◆ **DATA TO PROCESS**:
╭──

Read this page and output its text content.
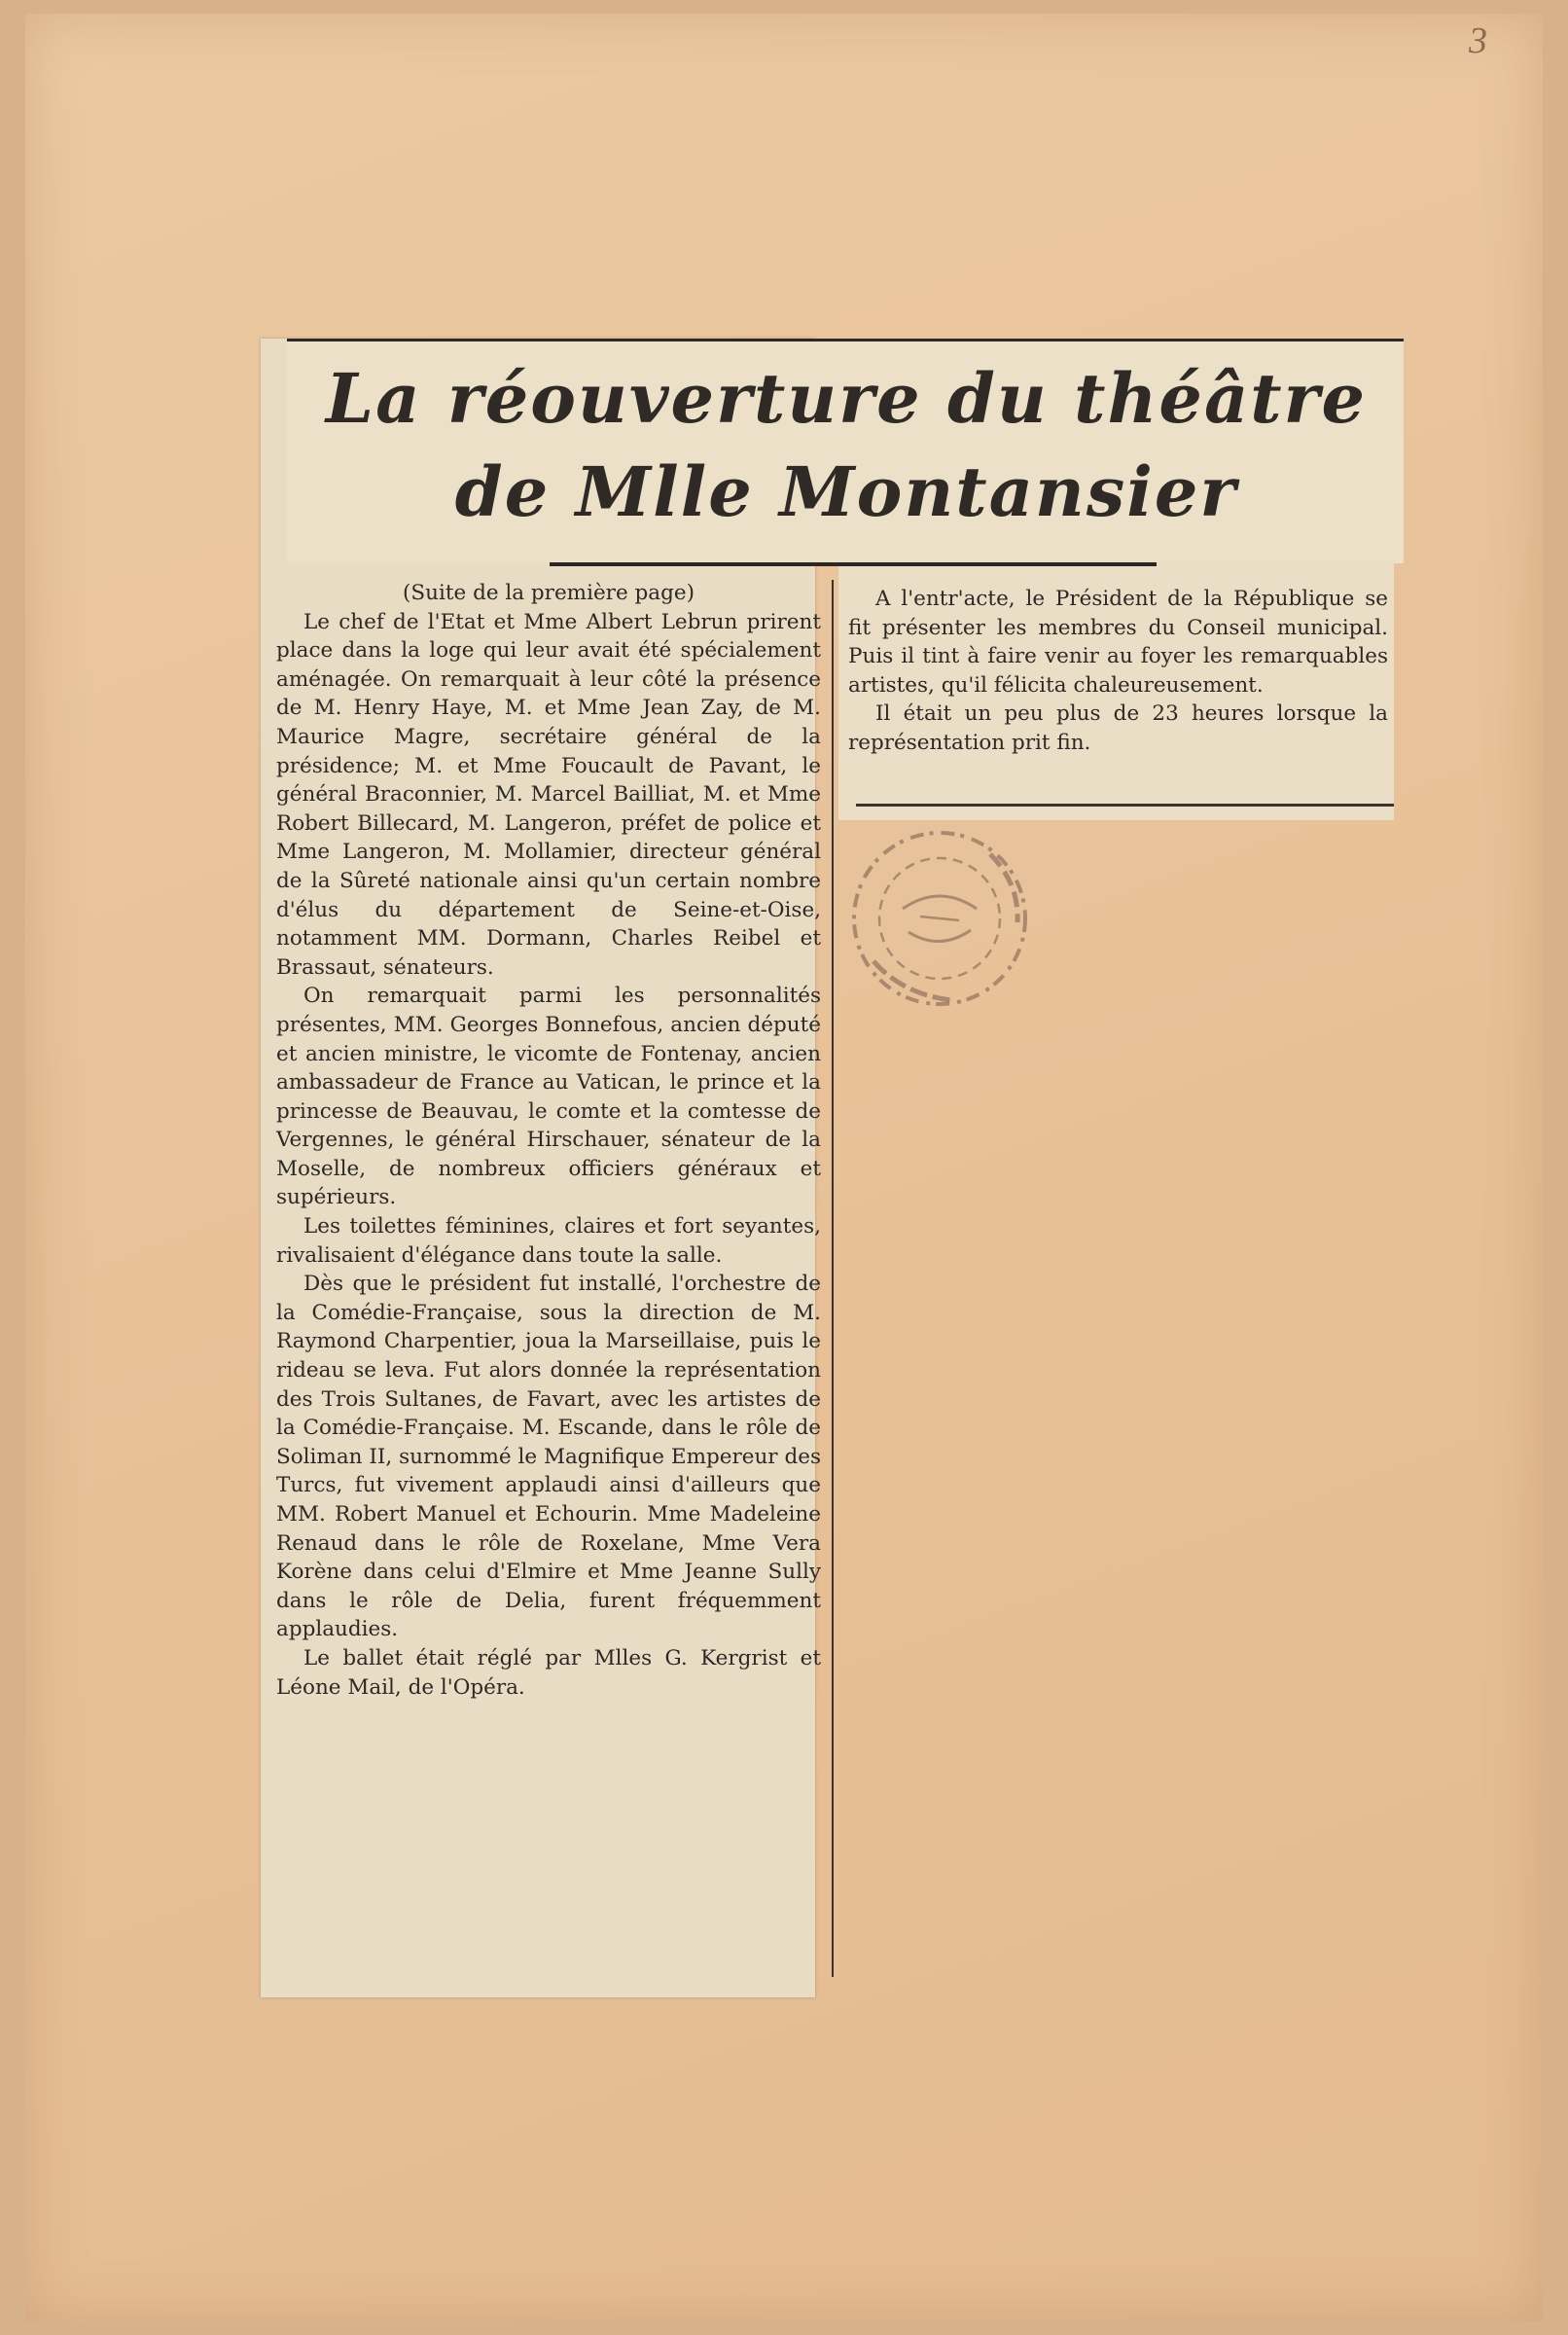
3
La réouverture du théâtre
de Mlle Montansier

(Suite de la première page)

Le chef de l'Etat et Mme Albert Lebrun prirent place dans la loge qui leur avait été spécialement aménagée. On remarquait à leur côté la présence de M. Henry Haye, M. et Mme Jean Zay, de M. Maurice Magre, secrétaire général de la présidence; M. et Mme Foucault de Pavant, le général Braconnier, M. Marcel Bailliat, M. et Mme Robert Billecard, M. Langeron, préfet de police et Mme Langeron, M. Mollamier, directeur général de la Sûreté nationale ainsi qu'un certain nombre d'élus du département de Seine-et-Oise, notamment MM. Dormann, Charles Reibel et Brassaut, sénateurs.

On remarquait parmi les personnalités présentes, MM. Georges Bonnefous, ancien député et ancien ministre, le vicomte de Fontenay, ancien ambassadeur de France au Vatican, le prince et la princesse de Beauvau, le comte et la comtesse de Vergennes, le général Hirschauer, sénateur de la Moselle, de nombreux officiers généraux et supérieurs.

Les toilettes féminines, claires et fort seyantes, rivalisaient d'élégance dans toute la salle.

Dès que le président fut installé, l'orchestre de la Comédie-Française, sous la direction de M. Raymond Charpentier, joua la Marseillaise, puis le rideau se leva. Fut alors donnée la représentation des Trois Sultanes, de Favart, avec les artistes de la Comédie-Française. M. Escande, dans le rôle de Soliman II, surnommé le Magnifique Empereur des Turcs, fut vivement applaudi ainsi d'ailleurs que MM. Robert Manuel et Echourin. Mme Madeleine Renaud dans le rôle de Roxelane, Mme Vera Korène dans celui d'Elmire et Mme Jeanne Sully dans le rôle de Delia, furent fréquemment applaudies.

Le ballet était réglé par Mlles G. Kergrist et Léone Mail, de l'Opéra.

A l'entr'acte, le Président de la République se fit présenter les membres du Conseil municipal. Puis il tint à faire venir au foyer les remarquables artistes, qu'il félicita chaleureusement.

Il était un peu plus de 23 heures lorsque la représentation prit fin.
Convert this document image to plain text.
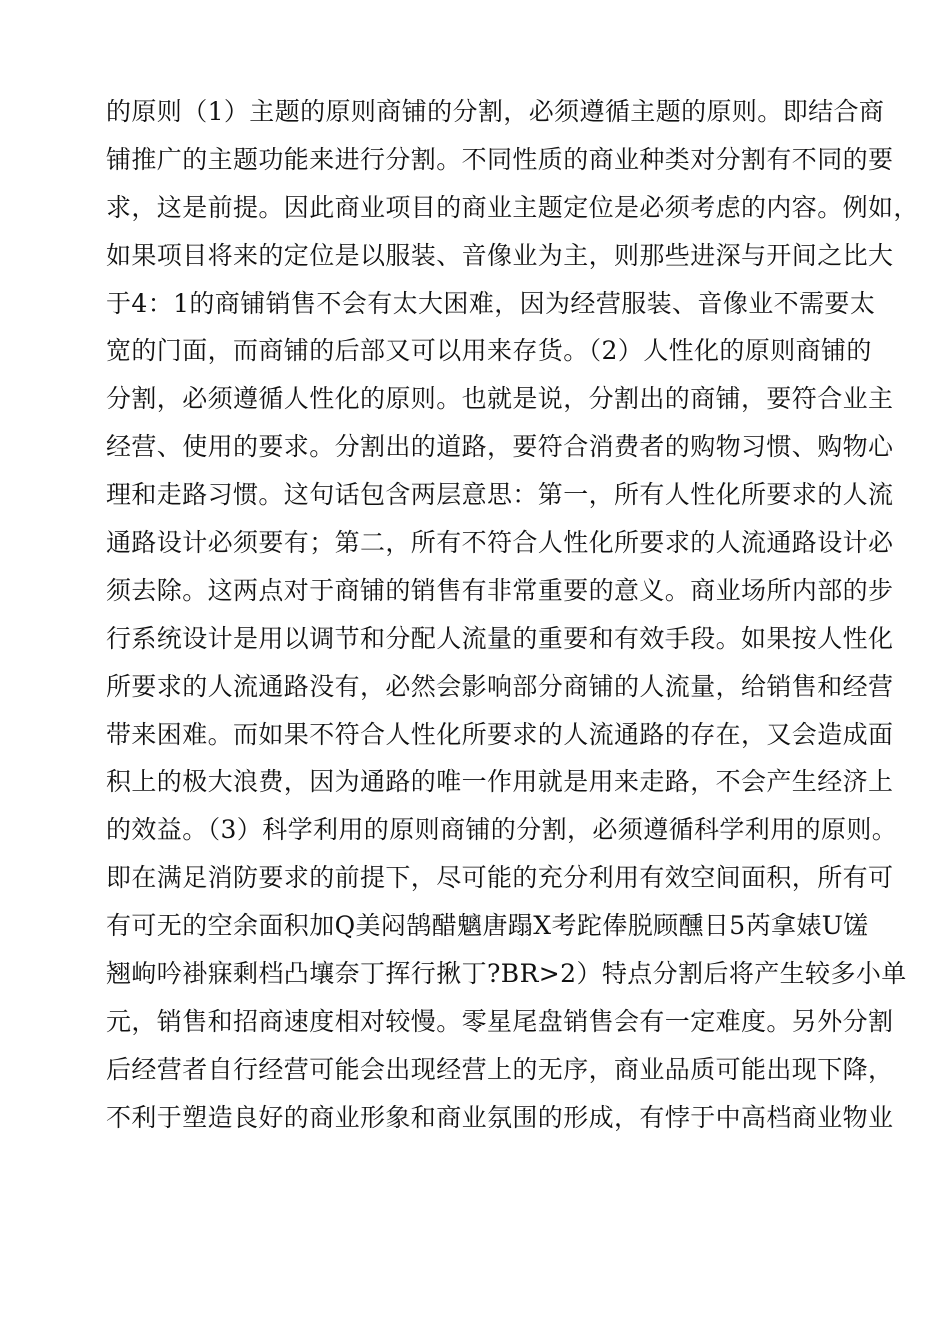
的原则（1）主题的原则商铺的分割，必须遵循主题的原则。即结合商
铺推广的主题功能来进行分割。不同性质的商业种类对分割有不同的要
求，这是前提。因此商业项目的商业主题定位是必须考虑的内容。例如，
如果项目将来的定位是以服装、音像业为主，则那些进深与开间之比大
于4：1的商铺销售不会有太大困难，因为经营服装、音像业不需要太
宽的门面，而商铺的后部又可以用来存货。（2）人性化的原则商铺的
分割，必须遵循人性化的原则。也就是说，分割出的商铺，要符合业主
经营、使用的要求。分割出的道路，要符合消费者的购物习惯、购物心
理和走路习惯。这句话包含两层意思：第一，所有人性化所要求的人流
通路设计必须要有；第二，所有不符合人性化所要求的人流通路设计必
须去除。这两点对于商铺的销售有非常重要的意义。商业场所内部的步
行系统设计是用以调节和分配人流量的重要和有效手段。如果按人性化
所要求的人流通路没有，必然会影响部分商铺的人流量，给销售和经营
带来困难。而如果不符合人性化所要求的人流通路的存在，又会造成面
积上的极大浪费，因为通路的唯一作用就是用来走路，不会产生经济上
的效益。（3）科学利用的原则商铺的分割，必须遵循科学利用的原则。
即在满足消防要求的前提下，尽可能的充分利用有效空间面积，所有可
有可无的空余面积加Q美闷鹄醋魑唐蹋X考跎俸脱顾醺日5芮拿婊U馐
翘岣吟褂寐剩档凸壤奈丁挥行揪丁?BR>2）特点分割后将产生较多小单
元，销售和招商速度相对较慢。零星尾盘销售会有一定难度。另外分割
后经营者自行经营可能会出现经营上的无序，商业品质可能出现下降，
不利于塑造良好的商业形象和商业氛围的形成，有悖于中高档商业物业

╰──

◆ **WRITTEN INSTRUCTION**: List all lines in the material containing the string "Robert".

◆ **ANSWER TO THIS PROBLEM**:
Le chef de l'Etat et Mme Albert Lebrun prirent place dans la loge qui leur avait été spécialement aménagée. On remarquait à leur côté la présence de M. Henry Haye, M. et Mme Jean Zay, de M. Maurice Magre, secrétaire général de la présidence; M. et Mme Foucault de Pavant, le général Braconnier, M. Marcel Bailliat, M. et Mme Robert Billecard, M. Langeron, préfet de police et Mme Langeron, M. Mollamier, directeur général de la Sûreté nationale ainsi qu'un certain nombre d'élus du département de Seine-et-Oise, notamment MM. Dormann, Charles Reibel et Brassaut, sénateurs.
Dès que le président fut installé, l'orchestre de la Comédie-Française, sous la direction de M. Raymond Charpentier, joua la Marseillaise, puis le rideau se leva. Fut alors donnée la représentation des Trois Sultanes, de Favart, avec les artistes de la Comédie-Française. M. Escande, dans le rôle de Soliman II, surnommé le Magnifique Empereur des Turcs, fut vivement applaudi ainsi d'ailleurs que MM. Robert Manuel et Echourin. Mme Madeleine Renaud dans le rôle de Roxelane, Mme Vera Korène dans celui d'Elmire et Mme Jeanne Sully dans le rôle de Delia, furent fréquemment applaudies.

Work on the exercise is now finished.